Each line below should be quoted exactly, please.

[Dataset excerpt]
.....

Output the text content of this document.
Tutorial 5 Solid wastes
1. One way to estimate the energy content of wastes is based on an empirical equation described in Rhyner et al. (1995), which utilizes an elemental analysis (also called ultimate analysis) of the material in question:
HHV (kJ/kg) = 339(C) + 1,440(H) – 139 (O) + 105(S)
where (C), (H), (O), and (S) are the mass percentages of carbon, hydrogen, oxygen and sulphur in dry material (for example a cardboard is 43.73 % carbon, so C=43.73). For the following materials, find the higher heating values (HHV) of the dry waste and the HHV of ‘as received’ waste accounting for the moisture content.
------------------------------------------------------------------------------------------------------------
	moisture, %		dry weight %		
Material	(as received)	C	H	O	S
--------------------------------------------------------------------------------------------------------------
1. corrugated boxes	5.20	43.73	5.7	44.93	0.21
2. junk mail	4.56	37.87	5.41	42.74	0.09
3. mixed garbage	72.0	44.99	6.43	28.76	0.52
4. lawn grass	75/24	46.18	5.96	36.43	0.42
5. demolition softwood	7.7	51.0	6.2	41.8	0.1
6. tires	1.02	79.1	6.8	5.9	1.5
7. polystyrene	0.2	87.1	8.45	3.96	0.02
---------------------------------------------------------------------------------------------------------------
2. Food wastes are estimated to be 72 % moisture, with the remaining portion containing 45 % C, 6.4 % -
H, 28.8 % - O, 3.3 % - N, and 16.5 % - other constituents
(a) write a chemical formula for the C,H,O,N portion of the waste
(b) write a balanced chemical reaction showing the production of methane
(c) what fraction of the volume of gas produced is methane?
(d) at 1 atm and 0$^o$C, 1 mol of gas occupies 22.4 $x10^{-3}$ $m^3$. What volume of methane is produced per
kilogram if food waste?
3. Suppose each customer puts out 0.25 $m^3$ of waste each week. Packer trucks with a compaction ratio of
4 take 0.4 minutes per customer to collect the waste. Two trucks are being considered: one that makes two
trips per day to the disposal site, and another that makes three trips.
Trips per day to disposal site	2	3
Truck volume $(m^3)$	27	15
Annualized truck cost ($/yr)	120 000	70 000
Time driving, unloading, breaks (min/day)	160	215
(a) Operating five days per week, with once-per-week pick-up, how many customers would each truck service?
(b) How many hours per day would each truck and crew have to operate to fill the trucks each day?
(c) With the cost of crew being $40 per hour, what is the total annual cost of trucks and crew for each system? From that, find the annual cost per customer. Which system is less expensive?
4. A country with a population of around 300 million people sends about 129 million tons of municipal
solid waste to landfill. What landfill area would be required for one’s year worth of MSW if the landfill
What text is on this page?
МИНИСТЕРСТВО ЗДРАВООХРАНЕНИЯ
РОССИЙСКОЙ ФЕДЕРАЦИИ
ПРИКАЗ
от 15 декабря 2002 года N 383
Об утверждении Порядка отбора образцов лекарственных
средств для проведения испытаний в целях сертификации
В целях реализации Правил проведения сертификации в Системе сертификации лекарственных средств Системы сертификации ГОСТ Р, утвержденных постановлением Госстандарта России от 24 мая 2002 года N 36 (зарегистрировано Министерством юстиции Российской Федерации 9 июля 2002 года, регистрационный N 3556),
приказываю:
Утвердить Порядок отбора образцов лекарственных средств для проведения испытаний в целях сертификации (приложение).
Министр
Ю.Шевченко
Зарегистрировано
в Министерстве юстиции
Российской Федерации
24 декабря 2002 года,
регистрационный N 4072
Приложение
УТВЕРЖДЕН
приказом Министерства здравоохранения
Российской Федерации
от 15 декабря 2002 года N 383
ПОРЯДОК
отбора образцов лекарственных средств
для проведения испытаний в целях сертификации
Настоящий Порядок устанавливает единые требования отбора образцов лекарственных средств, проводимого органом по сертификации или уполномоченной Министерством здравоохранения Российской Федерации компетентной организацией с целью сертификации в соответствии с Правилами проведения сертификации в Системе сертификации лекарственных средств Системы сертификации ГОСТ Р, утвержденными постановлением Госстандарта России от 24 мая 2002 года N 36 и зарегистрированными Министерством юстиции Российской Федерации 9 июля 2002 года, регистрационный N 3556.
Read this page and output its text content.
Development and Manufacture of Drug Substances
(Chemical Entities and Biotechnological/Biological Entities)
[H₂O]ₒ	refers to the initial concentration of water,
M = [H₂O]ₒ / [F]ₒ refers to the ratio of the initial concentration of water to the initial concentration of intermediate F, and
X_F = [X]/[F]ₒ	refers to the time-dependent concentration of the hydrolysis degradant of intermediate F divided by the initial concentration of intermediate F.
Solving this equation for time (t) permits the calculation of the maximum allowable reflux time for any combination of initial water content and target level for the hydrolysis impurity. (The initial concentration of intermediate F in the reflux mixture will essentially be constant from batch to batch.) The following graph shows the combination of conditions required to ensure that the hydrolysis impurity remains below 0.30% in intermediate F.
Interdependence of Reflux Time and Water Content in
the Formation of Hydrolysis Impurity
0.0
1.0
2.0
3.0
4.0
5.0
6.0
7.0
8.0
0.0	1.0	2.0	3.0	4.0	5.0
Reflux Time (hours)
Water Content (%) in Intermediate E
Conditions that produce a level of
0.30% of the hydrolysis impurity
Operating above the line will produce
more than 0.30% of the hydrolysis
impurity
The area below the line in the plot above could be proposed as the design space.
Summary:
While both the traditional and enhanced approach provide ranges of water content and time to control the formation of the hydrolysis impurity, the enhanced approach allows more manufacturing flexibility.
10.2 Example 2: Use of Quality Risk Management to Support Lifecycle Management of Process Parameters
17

.....

*Solution*.
Output the text content of this document.
Tutorial 5 Solid wastes
1. One way to estimate the energy content of wastes is based on an empirical equation described in Rhyner et al. (1995), which utilizes an elemental analysis (also called ultimate analysis) of the material in question:
HHV (kJ/kg) = 339(C) + 1,440(H) – 139 (O) + 105(S)
where (C), (H), (O), and (S) are the mass percentages of carbon, hydrogen, oxygen and sulphur in dry material (for example a cardboard is 43.73 % carbon, so C=43.73). For the following materials, find the higher heating values (HHV) of the dry waste and the HHV of ‘as received’ waste accounting for the moisture content.
------------------------------------------------------------------------------------------------------------
	moisture, %		dry weight %		
Material	(as received)	C	H	O	S
--------------------------------------------------------------------------------------------------------------
1. corrugated boxes	5.20	43.73	5.7	44.93	0.21
2. junk mail	4.56	37.87	5.41	42.74	0.09
3. mixed garbage	72.0	44.99	6.43	28.76	0.52
4. lawn grass	75/24	46.18	5.96	36.43	0.42
5. demolition softwood	7.7	51.0	6.2	41.8	0.1
6. tires	1.02	79.1	6.8	5.9	1.5
7. polystyrene	0.2	87.1	8.45	3.96	0.02
---------------------------------------------------------------------------------------------------------------
2. Food wastes are estimated to be 72 % moisture, with the remaining portion containing 45 % C, 6.4 % -
H, 28.8 % - O, 3.3 % - N, and 16.5 % - other constituents
(a) write a chemical formula for the C,H,O,N portion of the waste
(b) write a balanced chemical reaction showing the production of methane
(c) what fraction of the volume of gas produced is methane?
(d) at 1 atm and 0$^o$C, 1 mol of gas occupies 22.4 $x10^{-3}$ $m^3$. What volume of methane is produced per
kilogram if food waste?
3. Suppose each customer puts out 0.25 $m^3$ of waste each week. Packer trucks with a compaction ratio of
4 take 0.4 minutes per customer to collect the waste. Two trucks are being considered: one that makes two
trips per day to the disposal site, and another that makes three trips.
Trips per day to disposal site	2	3
Truck volume $(m^3)$	27	15
Annualized truck cost ($/yr)	120 000	70 000
Time driving, unloading, breaks (min/day)	160	215
(a) Operating five days per week, with once-per-week pick-up, how many customers would each truck service?
(b) How many hours per day would each truck and crew have to operate to fill the trucks each day?
(c) With the cost of crew being $40 per hour, what is the total annual cost of trucks and crew for each system? From that, find the annual cost per customer. Which system is less expensive?
4. A country with a population of around 300 million people sends about 129 million tons of municipal
solid waste to landfill. What landfill area would be required for one’s year worth of MSW if the landfill
What text is on this page?
МИНИСТЕРСТВО ЗДРАВООХРАНЕНИЯ
РОССИЙСКОЙ ФЕДЕРАЦИИ
ПРИКАЗ
от 15 декабря 2002 года N 383
Об утверждении Порядка отбора образцов лекарственных
средств для проведения испытаний в целях сертификации
В целях реализации Правил проведения сертификации в Системе сертификации лекарственных средств Системы сертификации ГОСТ Р, утвержденных постановлением Госстандарта России от 24 мая 2002 года N 36 (зарегистрировано Министерством юстиции Российской Федерации 9 июля 2002 года, регистрационный N 3556),
приказываю:
Утвердить Порядок отбора образцов лекарственных средств для проведения испытаний в целях сертификации (приложение).
Министр
Ю.Шевченко
Зарегистрировано
в Министерстве юстиции
Российской Федерации
24 декабря 2002 года,
регистрационный N 4072
Приложение
УТВЕРЖДЕН
приказом Министерства здравоохранения
Российской Федерации
от 15 декабря 2002 года N 383
ПОРЯДОК
отбора образцов лекарственных средств
для проведения испытаний в целях сертификации
Настоящий Порядок устанавливает единые требования отбора образцов лекарственных средств, проводимого органом по сертификации или уполномоченной Министерством здравоохранения Российской Федерации компетентной организацией с целью сертификации в соответствии с Правилами проведения сертификации в Системе сертификации лекарственных средств Системы сертификации ГОСТ Р, утвержденными постановлением Госстандарта России от 24 мая 2002 года N 36 и зарегистрированными Министерством юстиции Российской Федерации 9 июля 2002 года, регистрационный N 3556.
Read this page and output its text content.
Development and Manufacture of Drug Substances
(Chemical Entities and Biotechnological/Biological Entities)
[H₂O]ₒ	refers to the initial concentration of water,
M = [H₂O]ₒ / [F]ₒ refers to the ratio of the initial concentration of water to the initial concentration of intermediate F, and
X_F = [X]/[F]ₒ	refers to the time-dependent concentration of the hydrolysis degradant of intermediate F divided by the initial concentration of intermediate F.
Solving this equation for time (t) permits the calculation of the maximum allowable reflux time for any combination of initial water content and target level for the hydrolysis impurity. (The initial concentration of intermediate F in the reflux mixture will essentially be constant from batch to batch.) The following graph shows the combination of conditions required to ensure that the hydrolysis impurity remains below 0.30% in intermediate F.
Interdependence of Reflux Time and Water Content in
the Formation of Hydrolysis Impurity
0.0
1.0
2.0
3.0
4.0
5.0
6.0
7.0
8.0
0.0	1.0	2.0	3.0	4.0	5.0
Reflux Time (hours)
Water Content (%) in Intermediate E
Conditions that produce a level of
0.30% of the hydrolysis impurity
Operating above the line will produce
more than 0.30% of the hydrolysis
impurity
The area below the line in the plot above could be proposed as the design space.
Summary:
While both the traditional and enhanced approach provide ranges of water content and time to control the formation of the hydrolysis impurity, the enhanced approach allows more manufacturing flexibility.
10.2 Example 2: Use of Quality Risk Management to Support Lifecycle Management of Process Parameters
17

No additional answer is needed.